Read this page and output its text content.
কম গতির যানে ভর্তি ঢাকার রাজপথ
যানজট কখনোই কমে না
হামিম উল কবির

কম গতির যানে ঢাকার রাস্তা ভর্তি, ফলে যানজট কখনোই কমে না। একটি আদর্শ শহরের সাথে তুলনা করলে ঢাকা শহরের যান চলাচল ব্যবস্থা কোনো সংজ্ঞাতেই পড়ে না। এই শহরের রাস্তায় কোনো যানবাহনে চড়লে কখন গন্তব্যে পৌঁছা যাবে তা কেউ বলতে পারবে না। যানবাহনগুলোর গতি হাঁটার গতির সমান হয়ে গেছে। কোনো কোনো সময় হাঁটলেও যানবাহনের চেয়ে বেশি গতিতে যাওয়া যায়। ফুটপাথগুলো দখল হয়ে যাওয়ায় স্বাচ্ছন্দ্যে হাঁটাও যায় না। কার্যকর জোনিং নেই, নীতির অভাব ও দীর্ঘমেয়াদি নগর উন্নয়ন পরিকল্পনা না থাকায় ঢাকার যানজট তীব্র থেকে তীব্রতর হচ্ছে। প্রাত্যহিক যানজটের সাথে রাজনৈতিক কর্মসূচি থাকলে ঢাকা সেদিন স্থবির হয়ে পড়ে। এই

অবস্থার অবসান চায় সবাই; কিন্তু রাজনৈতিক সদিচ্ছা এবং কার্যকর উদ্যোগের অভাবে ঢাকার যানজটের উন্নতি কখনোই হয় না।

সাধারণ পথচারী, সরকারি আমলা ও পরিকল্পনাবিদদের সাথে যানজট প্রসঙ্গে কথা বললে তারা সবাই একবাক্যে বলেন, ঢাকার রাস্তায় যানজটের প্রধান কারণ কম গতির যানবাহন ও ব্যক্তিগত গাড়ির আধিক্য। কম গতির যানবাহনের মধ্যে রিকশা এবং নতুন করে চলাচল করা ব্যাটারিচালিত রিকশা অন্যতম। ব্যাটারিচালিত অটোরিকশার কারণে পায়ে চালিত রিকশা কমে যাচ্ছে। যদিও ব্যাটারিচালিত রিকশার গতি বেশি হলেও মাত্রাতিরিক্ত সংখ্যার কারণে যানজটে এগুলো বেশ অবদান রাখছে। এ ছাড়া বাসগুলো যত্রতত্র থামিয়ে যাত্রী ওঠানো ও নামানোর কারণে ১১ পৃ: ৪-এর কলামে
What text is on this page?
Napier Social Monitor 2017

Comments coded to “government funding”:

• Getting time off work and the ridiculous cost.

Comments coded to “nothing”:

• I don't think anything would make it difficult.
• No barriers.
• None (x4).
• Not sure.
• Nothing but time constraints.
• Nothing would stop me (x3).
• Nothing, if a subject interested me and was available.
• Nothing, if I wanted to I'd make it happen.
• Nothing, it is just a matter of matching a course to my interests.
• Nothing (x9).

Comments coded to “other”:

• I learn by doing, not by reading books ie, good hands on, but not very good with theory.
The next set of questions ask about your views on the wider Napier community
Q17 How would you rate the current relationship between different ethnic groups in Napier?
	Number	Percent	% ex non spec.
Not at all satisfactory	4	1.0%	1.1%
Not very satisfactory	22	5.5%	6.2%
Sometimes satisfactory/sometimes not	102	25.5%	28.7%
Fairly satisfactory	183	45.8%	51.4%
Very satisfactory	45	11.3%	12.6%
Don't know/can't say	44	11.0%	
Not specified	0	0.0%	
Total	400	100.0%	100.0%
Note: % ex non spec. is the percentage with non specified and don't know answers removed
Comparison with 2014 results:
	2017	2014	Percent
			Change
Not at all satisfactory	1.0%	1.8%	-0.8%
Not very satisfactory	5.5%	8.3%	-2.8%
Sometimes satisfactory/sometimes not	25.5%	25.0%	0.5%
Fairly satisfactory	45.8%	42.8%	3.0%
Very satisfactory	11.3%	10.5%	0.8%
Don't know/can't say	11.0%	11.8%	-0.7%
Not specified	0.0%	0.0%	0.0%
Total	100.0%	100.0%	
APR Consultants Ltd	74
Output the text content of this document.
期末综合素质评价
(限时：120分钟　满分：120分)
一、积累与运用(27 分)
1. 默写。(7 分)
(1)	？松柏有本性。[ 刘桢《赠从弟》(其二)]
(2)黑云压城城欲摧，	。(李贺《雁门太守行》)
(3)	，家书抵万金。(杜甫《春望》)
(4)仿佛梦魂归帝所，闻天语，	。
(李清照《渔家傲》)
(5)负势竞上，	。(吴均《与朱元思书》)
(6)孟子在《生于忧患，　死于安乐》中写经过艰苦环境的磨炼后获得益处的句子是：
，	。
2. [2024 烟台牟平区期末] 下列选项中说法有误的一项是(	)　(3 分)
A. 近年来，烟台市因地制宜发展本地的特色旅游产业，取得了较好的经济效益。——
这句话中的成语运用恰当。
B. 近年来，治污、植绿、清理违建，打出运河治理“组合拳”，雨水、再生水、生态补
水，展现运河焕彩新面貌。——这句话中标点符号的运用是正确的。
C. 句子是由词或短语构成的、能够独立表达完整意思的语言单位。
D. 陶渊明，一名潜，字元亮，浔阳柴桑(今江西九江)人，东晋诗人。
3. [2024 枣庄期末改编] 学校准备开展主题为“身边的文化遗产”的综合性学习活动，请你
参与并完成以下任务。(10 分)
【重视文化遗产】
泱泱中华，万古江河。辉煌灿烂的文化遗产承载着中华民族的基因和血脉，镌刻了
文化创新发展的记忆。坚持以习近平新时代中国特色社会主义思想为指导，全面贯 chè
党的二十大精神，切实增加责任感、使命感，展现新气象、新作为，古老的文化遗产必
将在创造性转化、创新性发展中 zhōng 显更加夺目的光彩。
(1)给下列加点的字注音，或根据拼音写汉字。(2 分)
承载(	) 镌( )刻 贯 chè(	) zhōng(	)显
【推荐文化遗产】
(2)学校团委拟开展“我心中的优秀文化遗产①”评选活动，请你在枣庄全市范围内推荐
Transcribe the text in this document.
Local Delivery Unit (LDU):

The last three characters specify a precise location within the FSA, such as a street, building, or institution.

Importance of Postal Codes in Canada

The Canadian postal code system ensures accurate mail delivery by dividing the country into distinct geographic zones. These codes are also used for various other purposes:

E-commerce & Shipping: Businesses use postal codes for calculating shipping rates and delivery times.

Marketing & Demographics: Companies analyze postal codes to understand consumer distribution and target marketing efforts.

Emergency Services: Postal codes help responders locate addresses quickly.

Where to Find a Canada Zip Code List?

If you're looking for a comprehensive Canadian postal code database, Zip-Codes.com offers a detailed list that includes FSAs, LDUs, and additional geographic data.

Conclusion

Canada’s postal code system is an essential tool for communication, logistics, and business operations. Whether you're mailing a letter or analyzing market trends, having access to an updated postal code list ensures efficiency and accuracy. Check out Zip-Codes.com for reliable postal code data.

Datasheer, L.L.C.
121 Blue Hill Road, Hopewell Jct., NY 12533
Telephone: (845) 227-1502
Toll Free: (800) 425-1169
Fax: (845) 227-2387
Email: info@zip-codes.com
- - -
» **Set exercise**
Write out every line of the listing that holds the word "know".

» **Result for this task**
Don't know/can't say	44	11.0%	
Note: % ex non spec. is the percentage with non specified and don't know answers removed
Don't know/can't say	11.0%	11.8%	-0.7%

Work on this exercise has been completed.